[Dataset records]
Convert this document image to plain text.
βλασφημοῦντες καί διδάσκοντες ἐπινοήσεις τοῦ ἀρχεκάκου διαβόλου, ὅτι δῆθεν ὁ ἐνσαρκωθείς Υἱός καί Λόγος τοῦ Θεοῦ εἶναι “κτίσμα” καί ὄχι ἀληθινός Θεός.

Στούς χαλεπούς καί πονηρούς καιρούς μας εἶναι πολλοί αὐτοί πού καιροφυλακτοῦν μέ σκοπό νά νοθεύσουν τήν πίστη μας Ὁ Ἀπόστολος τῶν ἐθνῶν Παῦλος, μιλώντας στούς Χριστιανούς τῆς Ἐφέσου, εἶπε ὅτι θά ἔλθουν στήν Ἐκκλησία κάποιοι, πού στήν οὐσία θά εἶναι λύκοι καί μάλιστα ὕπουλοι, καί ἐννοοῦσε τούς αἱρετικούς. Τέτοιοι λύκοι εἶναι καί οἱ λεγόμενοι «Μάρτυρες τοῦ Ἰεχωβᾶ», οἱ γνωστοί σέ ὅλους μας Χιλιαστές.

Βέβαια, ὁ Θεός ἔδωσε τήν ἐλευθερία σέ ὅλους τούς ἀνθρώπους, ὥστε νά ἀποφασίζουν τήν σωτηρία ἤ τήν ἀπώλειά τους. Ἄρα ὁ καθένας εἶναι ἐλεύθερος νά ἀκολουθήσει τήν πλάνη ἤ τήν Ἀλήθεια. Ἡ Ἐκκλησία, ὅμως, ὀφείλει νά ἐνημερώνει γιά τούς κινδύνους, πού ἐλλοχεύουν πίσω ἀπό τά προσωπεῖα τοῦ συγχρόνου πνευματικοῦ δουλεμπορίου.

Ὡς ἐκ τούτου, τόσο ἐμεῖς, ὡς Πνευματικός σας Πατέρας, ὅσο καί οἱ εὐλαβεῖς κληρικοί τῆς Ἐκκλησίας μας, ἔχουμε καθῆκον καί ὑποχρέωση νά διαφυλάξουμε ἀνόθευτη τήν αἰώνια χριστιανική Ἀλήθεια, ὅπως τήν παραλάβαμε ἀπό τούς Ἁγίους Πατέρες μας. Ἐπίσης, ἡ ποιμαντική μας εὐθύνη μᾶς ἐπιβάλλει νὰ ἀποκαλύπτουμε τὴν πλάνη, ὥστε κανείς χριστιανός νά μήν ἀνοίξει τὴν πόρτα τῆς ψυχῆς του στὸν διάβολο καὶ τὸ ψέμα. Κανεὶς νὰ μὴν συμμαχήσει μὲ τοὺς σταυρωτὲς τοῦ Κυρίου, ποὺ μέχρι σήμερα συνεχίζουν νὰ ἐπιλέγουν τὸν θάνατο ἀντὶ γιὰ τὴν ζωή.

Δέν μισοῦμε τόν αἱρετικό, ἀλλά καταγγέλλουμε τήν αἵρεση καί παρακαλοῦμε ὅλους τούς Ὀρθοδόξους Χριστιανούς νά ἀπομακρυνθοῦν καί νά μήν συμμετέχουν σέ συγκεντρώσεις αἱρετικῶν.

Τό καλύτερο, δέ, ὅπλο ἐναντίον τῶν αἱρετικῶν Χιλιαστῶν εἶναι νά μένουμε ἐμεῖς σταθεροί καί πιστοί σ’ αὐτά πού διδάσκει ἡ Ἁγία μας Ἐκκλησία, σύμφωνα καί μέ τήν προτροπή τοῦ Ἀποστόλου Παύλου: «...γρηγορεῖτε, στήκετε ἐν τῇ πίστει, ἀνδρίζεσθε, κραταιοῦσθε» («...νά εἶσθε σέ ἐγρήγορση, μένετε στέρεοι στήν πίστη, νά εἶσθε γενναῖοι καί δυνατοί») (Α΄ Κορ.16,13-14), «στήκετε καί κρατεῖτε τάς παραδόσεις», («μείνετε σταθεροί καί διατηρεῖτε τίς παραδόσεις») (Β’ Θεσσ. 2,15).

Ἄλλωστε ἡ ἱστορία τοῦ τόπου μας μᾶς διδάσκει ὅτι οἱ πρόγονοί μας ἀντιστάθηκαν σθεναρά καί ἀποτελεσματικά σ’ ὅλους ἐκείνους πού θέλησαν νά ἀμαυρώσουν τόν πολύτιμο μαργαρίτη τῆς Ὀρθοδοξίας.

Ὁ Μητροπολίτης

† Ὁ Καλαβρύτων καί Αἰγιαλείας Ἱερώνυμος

**Directive**: Extract all of the data above without altering anything.

**Answer to this task**:
Convert this document image to plain text.
βλασφημοῦντες καί διδάσκοντες ἐπινοήσεις τοῦ ἀρχεκάκου διαβόλου, ὅτι δῆθεν ὁ ἐνσαρκωθείς Υἱός καί Λόγος τοῦ Θεοῦ εἶναι “κτίσμα” καί ὄχι ἀληθινός Θεός.

Στούς χαλεπούς καί πονηρούς καιρούς μας εἶναι πολλοί αὐτοί πού καιροφυλακτοῦν μέ σκοπό νά νοθεύσουν τήν πίστη μας Ὁ Ἀπόστολος τῶν ἐθνῶν Παῦλος, μιλώντας στούς Χριστιανούς τῆς Ἐφέσου, εἶπε ὅτι θά ἔλθουν στήν Ἐκκλησία κάποιοι, πού στήν οὐσία θά εἶναι λύκοι καί μάλιστα ὕπουλοι, καί ἐννοοῦσε τούς αἱρετικούς. Τέτοιοι λύκοι εἶναι καί οἱ λεγόμενοι «Μάρτυρες τοῦ Ἰεχωβᾶ», οἱ γνωστοί σέ ὅλους μας Χιλιαστές.

Βέβαια, ὁ Θεός ἔδωσε τήν ἐλευθερία σέ ὅλους τούς ἀνθρώπους, ὥστε νά ἀποφασίζουν τήν σωτηρία ἤ τήν ἀπώλειά τους. Ἄρα ὁ καθένας εἶναι ἐλεύθερος νά ἀκολουθήσει τήν πλάνη ἤ τήν Ἀλήθεια. Ἡ Ἐκκλησία, ὅμως, ὀφείλει νά ἐνημερώνει γιά τούς κινδύνους, πού ἐλλοχεύουν πίσω ἀπό τά προσωπεῖα τοῦ συγχρόνου πνευματικοῦ δουλεμπορίου.

Ὡς ἐκ τούτου, τόσο ἐμεῖς, ὡς Πνευματικός σας Πατέρας, ὅσο καί οἱ εὐλαβεῖς κληρικοί τῆς Ἐκκλησίας μας, ἔχουμε καθῆκον καί ὑποχρέωση νά διαφυλάξουμε ἀνόθευτη τήν αἰώνια χριστιανική Ἀλήθεια, ὅπως τήν παραλάβαμε ἀπό τούς Ἁγίους Πατέρες μας. Ἐπίσης, ἡ ποιμαντική μας εὐθύνη μᾶς ἐπιβάλλει νὰ ἀποκαλύπτουμε τὴν πλάνη, ὥστε κανείς χριστιανός νά μήν ἀνοίξει τὴν πόρτα τῆς ψυχῆς του στὸν διάβολο καὶ τὸ ψέμα. Κανεὶς νὰ μὴν συμμαχήσει μὲ τοὺς σταυρωτὲς τοῦ Κυρίου, ποὺ μέχρι σήμερα συνεχίζουν νὰ ἐπιλέγουν τὸν θάνατο ἀντὶ γιὰ τὴν ζωή.

Δέν μισοῦμε τόν αἱρετικό, ἀλλά καταγγέλλουμε τήν αἵρεση καί παρακαλοῦμε ὅλους τούς Ὀρθοδόξους Χριστιανούς νά ἀπομακρυνθοῦν καί νά μήν συμμετέχουν σέ συγκεντρώσεις αἱρετικῶν.

Τό καλύτερο, δέ, ὅπλο ἐναντίον τῶν αἱρετικῶν Χιλιαστῶν εἶναι νά μένουμε ἐμεῖς σταθεροί καί πιστοί σ’ αὐτά πού διδάσκει ἡ Ἁγία μας Ἐκκλησία, σύμφωνα καί μέ τήν προτροπή τοῦ Ἀποστόλου Παύλου: «...γρηγορεῖτε, στήκετε ἐν τῇ πίστει, ἀνδρίζεσθε, κραταιοῦσθε» («...νά εἶσθε σέ ἐγρήγορση, μένετε στέρεοι στήν πίστη, νά εἶσθε γενναῖοι καί δυνατοί») (Α΄ Κορ.16,13-14), «στήκετε καί κρατεῖτε τάς παραδόσεις», («μείνετε σταθεροί καί διατηρεῖτε τίς παραδόσεις») (Β’ Θεσσ. 2,15).

Ἄλλωστε ἡ ἱστορία τοῦ τόπου μας μᾶς διδάσκει ὅτι οἱ πρόγονοί μας ἀντιστάθηκαν σθεναρά καί ἀποτελεσματικά σ’ ὅλους ἐκείνους πού θέλησαν νά ἀμαυρώσουν τόν πολύτιμο μαργαρίτη τῆς Ὀρθοδοξίας.

Ὁ Μητροπολίτης

† Ὁ Καλαβρύτων καί Αἰγιαλείας Ἱερώνυμος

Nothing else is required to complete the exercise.